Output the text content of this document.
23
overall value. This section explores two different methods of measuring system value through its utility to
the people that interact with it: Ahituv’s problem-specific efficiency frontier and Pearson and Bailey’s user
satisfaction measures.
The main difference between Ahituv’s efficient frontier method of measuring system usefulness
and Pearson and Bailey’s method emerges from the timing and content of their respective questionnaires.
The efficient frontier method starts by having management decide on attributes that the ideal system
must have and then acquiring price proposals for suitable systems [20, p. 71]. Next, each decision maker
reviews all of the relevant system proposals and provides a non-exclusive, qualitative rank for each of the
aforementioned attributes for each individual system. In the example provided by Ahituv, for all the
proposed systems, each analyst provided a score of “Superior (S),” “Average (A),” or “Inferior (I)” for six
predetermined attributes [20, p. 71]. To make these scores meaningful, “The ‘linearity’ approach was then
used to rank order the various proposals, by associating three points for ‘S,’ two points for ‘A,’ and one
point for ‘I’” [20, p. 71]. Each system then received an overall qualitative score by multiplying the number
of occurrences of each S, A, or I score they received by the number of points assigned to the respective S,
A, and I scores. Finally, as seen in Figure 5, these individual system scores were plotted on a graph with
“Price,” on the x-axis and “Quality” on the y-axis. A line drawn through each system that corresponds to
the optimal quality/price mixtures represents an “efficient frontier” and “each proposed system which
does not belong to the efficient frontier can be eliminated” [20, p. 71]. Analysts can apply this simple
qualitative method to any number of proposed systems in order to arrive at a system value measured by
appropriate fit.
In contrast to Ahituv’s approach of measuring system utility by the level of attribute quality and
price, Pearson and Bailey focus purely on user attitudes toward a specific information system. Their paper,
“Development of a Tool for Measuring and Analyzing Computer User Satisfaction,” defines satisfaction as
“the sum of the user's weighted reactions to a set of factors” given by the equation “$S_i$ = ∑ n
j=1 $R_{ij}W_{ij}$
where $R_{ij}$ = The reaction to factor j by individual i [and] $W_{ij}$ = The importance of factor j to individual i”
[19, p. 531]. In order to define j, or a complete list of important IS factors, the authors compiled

=-=-=-=-=

- **The problem**
Recopy the whole listing exactly.

- **Solution for this task**
Output the text content of this document.
23
overall value. This section explores two different methods of measuring system value through its utility to
the people that interact with it: Ahituv’s problem-specific efficiency frontier and Pearson and Bailey’s user
satisfaction measures.
The main difference between Ahituv’s efficient frontier method of measuring system usefulness
and Pearson and Bailey’s method emerges from the timing and content of their respective questionnaires.
The efficient frontier method starts by having management decide on attributes that the ideal system
must have and then acquiring price proposals for suitable systems [20, p. 71]. Next, each decision maker
reviews all of the relevant system proposals and provides a non-exclusive, qualitative rank for each of the
aforementioned attributes for each individual system. In the example provided by Ahituv, for all the
proposed systems, each analyst provided a score of “Superior (S),” “Average (A),” or “Inferior (I)” for six
predetermined attributes [20, p. 71]. To make these scores meaningful, “The ‘linearity’ approach was then
used to rank order the various proposals, by associating three points for ‘S,’ two points for ‘A,’ and one
point for ‘I’” [20, p. 71]. Each system then received an overall qualitative score by multiplying the number
of occurrences of each S, A, or I score they received by the number of points assigned to the respective S,
A, and I scores. Finally, as seen in Figure 5, these individual system scores were plotted on a graph with
“Price,” on the x-axis and “Quality” on the y-axis. A line drawn through each system that corresponds to
the optimal quality/price mixtures represents an “efficient frontier” and “each proposed system which
does not belong to the efficient frontier can be eliminated” [20, p. 71]. Analysts can apply this simple
qualitative method to any number of proposed systems in order to arrive at a system value measured by
appropriate fit.
In contrast to Ahituv’s approach of measuring system utility by the level of attribute quality and
price, Pearson and Bailey focus purely on user attitudes toward a specific information system. Their paper,
“Development of a Tool for Measuring and Analyzing Computer User Satisfaction,” defines satisfaction as
“the sum of the user's weighted reactions to a set of factors” given by the equation “$S_i$ = ∑ n
j=1 $R_{ij}W_{ij}$
where $R_{ij}$ = The reaction to factor j by individual i [and] $W_{ij}$ = The importance of factor j to individual i”
[19, p. 531]. In order to define j, or a complete list of important IS factors, the authors compiled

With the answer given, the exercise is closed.